• **Set task**:
Count how many lines hold the string "screenshot". Give that number alone.
====== Entries
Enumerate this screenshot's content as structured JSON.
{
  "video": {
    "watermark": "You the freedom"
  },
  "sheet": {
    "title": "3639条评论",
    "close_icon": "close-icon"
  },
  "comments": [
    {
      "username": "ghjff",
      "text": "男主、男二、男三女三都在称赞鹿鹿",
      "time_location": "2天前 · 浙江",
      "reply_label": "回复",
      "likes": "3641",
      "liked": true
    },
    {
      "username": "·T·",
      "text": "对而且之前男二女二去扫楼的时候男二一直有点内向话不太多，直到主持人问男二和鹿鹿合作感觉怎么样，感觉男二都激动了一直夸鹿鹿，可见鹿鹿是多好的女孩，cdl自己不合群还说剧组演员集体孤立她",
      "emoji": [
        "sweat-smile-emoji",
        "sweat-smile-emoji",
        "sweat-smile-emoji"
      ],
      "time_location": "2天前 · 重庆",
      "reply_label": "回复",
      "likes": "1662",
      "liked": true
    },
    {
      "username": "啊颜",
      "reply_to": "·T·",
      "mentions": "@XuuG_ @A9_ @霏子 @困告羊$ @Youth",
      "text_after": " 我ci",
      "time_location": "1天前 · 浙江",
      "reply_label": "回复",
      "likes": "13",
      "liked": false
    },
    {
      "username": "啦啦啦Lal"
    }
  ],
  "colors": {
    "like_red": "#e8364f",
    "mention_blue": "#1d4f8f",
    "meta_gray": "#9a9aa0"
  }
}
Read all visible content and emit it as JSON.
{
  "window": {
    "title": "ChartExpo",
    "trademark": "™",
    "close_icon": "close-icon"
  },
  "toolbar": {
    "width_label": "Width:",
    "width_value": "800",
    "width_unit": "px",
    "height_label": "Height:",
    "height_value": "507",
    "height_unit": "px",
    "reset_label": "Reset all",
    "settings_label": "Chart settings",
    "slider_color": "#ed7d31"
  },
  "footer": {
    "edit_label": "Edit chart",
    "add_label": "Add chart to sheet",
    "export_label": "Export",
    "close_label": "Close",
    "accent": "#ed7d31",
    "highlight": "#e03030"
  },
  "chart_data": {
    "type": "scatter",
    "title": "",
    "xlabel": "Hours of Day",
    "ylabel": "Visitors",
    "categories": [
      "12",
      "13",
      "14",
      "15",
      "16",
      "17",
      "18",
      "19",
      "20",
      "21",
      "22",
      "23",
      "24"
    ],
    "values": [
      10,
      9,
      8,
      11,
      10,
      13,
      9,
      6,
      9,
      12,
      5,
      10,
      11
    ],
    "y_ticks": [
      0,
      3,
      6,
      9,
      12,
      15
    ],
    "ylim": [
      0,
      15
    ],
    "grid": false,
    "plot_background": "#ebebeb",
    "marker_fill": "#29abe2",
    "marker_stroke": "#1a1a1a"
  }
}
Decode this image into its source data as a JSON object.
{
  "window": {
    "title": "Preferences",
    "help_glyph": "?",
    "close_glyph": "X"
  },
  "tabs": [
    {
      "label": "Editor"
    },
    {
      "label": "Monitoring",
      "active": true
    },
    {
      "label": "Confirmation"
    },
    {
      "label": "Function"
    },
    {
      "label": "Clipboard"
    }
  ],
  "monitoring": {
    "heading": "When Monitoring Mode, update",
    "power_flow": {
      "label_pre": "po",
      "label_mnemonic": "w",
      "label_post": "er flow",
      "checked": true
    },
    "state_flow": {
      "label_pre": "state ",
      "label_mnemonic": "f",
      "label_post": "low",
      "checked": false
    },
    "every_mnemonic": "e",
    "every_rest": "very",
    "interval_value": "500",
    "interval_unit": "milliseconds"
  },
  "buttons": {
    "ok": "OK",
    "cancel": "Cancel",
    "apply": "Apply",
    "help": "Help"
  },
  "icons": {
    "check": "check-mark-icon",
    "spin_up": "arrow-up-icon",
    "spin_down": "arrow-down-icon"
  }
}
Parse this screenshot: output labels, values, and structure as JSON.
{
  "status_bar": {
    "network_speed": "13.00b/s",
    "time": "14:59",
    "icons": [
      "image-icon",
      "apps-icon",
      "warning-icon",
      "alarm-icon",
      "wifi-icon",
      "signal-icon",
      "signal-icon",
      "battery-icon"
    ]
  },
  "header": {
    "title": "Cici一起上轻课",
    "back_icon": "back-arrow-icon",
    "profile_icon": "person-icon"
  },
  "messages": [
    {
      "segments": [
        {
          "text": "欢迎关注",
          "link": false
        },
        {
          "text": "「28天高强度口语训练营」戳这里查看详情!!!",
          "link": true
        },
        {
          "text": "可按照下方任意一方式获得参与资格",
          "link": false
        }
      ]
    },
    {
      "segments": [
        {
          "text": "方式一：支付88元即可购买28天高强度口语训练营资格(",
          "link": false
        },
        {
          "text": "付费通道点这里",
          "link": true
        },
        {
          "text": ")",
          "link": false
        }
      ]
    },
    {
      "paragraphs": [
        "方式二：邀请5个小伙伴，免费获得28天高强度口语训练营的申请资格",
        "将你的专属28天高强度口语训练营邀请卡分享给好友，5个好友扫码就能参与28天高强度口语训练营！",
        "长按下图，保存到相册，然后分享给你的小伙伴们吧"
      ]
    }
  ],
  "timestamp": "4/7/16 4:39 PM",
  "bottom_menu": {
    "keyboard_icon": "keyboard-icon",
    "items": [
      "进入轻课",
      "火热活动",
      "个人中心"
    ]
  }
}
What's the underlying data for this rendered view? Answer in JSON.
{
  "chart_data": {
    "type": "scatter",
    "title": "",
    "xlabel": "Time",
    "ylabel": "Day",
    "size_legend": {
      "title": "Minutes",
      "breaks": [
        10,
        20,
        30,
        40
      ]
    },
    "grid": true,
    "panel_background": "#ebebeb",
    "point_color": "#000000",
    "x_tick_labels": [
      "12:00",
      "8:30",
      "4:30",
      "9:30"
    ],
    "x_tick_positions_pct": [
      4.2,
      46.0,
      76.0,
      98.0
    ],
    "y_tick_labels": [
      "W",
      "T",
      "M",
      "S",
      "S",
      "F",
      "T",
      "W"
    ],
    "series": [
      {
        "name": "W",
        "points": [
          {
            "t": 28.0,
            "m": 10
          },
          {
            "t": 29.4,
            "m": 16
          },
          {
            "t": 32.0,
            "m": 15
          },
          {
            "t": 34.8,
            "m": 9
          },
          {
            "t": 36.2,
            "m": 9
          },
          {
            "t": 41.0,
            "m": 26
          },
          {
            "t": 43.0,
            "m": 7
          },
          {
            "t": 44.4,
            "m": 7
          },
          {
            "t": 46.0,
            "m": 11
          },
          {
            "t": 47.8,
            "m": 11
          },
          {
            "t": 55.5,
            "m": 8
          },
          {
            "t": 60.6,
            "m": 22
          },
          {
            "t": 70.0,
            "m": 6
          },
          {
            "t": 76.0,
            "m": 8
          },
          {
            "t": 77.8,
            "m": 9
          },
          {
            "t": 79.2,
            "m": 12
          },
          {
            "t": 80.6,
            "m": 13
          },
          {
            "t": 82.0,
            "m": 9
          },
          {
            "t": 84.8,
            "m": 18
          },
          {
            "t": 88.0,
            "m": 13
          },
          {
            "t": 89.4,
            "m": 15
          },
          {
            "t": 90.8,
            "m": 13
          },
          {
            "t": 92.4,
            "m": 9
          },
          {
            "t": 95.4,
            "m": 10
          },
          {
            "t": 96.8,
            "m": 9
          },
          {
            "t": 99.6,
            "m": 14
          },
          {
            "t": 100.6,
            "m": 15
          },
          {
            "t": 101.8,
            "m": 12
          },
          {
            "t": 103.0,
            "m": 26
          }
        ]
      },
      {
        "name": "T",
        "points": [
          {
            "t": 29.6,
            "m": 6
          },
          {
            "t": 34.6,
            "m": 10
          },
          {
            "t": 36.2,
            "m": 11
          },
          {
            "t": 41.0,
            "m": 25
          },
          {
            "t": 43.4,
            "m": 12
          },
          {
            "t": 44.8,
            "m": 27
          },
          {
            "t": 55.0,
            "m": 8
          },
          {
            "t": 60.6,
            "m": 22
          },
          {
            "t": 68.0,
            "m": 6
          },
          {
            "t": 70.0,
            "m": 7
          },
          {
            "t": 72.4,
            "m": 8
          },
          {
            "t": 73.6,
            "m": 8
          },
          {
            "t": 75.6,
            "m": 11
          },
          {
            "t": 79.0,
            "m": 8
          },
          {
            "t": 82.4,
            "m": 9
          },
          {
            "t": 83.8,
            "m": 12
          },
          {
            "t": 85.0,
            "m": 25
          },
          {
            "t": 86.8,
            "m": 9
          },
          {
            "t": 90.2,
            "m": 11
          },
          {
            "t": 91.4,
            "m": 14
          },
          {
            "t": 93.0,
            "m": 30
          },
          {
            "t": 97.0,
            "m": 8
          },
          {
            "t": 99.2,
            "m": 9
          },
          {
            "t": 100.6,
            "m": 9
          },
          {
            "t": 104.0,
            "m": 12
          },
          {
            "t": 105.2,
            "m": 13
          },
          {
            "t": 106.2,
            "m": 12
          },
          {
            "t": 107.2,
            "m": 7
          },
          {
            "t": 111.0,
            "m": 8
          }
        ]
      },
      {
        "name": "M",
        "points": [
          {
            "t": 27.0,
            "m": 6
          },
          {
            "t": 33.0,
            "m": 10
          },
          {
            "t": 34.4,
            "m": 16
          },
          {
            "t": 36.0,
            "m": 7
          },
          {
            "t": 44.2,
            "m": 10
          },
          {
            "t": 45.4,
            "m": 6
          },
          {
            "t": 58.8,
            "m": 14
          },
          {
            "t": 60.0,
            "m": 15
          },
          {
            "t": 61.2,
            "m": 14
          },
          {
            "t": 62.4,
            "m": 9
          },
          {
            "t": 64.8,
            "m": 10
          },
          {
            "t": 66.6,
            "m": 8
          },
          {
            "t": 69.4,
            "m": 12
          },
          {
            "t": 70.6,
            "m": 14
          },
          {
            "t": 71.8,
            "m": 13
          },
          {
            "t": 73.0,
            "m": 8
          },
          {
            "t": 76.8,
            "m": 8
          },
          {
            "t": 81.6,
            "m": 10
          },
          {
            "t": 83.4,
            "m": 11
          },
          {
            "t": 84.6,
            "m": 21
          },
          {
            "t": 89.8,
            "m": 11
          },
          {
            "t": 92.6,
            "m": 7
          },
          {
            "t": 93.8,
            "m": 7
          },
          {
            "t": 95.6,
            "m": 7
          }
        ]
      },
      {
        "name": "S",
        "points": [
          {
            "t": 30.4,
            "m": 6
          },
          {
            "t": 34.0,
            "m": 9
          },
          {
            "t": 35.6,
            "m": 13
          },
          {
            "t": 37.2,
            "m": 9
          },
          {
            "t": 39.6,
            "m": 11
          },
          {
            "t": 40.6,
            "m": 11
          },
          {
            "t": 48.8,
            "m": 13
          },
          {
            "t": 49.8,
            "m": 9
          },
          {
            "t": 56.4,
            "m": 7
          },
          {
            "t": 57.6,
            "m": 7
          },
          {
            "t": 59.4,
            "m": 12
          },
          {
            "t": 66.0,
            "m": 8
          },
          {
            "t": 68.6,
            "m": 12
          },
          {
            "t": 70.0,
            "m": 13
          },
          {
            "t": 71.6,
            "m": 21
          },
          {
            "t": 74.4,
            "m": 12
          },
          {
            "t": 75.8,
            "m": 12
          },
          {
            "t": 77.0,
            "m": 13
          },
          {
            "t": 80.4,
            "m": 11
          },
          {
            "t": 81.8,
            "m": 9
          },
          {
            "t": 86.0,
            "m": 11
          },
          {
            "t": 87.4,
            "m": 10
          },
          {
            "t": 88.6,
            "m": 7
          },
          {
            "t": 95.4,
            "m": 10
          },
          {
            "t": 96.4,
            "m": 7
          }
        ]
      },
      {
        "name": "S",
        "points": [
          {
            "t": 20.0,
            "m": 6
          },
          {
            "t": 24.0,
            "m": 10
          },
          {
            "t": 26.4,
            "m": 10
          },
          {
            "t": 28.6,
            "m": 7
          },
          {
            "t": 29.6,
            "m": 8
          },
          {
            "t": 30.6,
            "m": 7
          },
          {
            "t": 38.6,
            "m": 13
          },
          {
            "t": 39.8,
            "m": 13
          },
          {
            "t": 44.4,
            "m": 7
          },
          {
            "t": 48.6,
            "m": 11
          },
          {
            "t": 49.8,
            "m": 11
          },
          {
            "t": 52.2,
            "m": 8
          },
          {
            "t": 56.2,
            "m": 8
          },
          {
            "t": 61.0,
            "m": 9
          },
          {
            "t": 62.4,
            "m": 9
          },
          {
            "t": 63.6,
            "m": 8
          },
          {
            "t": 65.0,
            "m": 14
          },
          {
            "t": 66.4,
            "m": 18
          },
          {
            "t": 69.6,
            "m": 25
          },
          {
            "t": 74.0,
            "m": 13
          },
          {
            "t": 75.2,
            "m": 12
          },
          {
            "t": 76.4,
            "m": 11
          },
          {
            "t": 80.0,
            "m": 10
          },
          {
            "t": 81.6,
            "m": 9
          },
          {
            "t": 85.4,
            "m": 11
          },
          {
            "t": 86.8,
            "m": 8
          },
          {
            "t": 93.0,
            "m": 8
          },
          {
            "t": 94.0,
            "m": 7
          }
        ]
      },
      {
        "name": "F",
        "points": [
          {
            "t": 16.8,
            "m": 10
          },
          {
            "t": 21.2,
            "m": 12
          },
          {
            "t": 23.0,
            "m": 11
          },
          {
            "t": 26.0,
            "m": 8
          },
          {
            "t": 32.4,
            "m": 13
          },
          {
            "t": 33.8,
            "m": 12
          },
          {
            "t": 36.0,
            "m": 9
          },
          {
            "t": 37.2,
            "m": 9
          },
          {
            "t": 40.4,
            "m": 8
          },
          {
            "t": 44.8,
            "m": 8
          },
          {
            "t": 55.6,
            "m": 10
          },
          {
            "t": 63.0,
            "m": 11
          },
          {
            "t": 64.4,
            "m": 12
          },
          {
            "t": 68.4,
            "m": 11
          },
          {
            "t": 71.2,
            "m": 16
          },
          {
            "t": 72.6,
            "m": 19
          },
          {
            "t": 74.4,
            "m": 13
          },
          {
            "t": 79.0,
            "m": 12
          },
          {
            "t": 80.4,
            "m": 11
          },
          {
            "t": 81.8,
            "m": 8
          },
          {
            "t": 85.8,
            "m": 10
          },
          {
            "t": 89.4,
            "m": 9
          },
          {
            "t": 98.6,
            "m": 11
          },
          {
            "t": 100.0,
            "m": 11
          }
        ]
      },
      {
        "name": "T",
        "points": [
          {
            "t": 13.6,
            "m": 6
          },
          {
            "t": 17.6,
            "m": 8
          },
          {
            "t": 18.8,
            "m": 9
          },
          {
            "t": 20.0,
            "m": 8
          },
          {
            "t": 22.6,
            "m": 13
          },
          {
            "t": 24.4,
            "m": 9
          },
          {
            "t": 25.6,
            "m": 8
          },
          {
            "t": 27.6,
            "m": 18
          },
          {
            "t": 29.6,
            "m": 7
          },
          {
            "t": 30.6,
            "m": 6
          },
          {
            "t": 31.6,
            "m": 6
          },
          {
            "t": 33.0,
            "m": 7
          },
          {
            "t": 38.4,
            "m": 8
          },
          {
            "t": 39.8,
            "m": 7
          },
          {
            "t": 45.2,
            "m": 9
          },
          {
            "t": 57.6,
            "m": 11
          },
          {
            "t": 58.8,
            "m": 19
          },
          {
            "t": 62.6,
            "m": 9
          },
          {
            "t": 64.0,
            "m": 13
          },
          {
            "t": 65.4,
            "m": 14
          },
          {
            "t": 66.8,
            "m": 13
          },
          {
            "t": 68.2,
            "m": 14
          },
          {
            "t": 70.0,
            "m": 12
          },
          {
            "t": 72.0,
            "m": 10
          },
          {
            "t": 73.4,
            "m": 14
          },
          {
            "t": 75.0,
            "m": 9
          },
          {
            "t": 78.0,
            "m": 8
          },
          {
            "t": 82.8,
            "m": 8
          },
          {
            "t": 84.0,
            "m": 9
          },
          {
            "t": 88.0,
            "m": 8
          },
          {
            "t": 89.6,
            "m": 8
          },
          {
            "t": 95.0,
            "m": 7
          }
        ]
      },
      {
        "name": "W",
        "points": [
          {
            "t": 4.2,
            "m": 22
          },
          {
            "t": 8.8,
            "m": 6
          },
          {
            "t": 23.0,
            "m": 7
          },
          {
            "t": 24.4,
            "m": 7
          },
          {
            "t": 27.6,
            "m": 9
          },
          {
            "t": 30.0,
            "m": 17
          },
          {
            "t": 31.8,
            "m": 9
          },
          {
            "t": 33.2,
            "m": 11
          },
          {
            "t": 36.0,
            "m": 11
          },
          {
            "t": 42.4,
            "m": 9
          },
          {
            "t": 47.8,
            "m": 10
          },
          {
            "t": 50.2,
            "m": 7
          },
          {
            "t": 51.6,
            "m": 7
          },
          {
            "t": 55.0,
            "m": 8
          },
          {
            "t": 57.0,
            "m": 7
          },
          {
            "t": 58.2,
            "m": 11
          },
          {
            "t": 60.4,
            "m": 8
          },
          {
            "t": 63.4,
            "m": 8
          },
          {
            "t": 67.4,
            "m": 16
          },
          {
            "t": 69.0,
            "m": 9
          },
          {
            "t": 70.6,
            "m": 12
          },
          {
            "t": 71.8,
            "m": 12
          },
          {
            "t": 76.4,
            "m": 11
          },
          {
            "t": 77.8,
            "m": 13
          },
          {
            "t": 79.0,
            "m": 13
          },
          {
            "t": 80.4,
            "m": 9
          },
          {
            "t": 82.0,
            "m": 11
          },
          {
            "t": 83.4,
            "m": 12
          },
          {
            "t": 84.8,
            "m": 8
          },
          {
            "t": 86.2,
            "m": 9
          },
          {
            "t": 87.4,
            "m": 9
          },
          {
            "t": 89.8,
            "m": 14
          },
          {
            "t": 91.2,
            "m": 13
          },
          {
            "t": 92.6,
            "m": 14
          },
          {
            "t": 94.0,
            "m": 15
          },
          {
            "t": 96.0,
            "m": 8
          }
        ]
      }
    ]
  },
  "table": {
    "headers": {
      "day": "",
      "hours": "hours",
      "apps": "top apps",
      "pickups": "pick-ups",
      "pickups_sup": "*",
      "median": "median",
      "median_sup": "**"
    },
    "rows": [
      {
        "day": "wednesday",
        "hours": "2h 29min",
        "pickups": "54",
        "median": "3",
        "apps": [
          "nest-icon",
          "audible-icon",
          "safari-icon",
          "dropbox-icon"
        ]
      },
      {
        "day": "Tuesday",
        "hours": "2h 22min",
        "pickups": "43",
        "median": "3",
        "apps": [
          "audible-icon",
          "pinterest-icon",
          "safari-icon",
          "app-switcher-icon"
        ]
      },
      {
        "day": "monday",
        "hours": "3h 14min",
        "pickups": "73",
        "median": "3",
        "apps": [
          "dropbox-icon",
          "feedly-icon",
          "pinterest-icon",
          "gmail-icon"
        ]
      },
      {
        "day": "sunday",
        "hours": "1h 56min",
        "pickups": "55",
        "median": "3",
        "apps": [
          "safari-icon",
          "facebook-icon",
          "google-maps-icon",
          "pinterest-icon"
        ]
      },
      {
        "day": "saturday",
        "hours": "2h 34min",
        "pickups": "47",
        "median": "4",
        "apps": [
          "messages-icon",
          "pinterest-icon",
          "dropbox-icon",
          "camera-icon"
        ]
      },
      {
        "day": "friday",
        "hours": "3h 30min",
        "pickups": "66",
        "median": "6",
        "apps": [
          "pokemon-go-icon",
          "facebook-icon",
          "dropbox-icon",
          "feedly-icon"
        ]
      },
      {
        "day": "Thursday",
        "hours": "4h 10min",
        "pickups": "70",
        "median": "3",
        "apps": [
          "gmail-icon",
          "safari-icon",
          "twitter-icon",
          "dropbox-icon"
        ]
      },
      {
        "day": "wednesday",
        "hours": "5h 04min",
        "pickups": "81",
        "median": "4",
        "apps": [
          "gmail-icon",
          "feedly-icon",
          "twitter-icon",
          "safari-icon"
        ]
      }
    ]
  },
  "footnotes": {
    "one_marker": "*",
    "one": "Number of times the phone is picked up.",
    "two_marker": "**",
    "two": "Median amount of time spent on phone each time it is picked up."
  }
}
============
• **Exercise answer**:
2